DIRECTIVE.
Go over the listing below line by line and tally those containing "dworca". Give only the tally.

## Begin MATERIAL SHOWN

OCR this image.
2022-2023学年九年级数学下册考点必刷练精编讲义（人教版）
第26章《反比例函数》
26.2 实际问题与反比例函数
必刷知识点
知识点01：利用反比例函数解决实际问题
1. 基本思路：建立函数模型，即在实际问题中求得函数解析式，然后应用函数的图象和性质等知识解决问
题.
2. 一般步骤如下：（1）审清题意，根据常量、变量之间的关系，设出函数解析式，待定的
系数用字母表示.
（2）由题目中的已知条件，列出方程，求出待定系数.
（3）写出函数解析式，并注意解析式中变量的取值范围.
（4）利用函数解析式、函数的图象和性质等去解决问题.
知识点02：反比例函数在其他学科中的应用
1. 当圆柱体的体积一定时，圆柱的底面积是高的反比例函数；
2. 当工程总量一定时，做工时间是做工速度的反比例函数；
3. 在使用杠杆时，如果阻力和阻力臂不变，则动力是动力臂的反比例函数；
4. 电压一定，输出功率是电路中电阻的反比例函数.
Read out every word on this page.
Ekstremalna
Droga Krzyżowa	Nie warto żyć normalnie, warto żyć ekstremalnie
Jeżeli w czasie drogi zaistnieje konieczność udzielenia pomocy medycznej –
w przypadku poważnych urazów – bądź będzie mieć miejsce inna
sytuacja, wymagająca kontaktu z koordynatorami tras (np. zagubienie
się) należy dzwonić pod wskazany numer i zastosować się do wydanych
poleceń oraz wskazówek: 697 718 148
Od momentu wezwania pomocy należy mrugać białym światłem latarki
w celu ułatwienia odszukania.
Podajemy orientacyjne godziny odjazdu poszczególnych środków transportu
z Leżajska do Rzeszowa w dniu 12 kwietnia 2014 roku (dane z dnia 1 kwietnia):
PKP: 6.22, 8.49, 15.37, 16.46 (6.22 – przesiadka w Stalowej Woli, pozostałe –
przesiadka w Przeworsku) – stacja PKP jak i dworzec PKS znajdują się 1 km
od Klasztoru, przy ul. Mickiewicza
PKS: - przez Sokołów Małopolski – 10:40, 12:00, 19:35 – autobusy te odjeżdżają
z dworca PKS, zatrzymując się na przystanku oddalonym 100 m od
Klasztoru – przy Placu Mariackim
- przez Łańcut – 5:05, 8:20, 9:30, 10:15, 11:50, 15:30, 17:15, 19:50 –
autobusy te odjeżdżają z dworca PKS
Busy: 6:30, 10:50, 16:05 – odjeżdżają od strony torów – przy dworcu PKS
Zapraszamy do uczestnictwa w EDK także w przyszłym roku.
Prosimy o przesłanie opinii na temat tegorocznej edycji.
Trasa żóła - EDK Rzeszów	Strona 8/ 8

## End MATERIAL SHOWN

THE RESULT.
2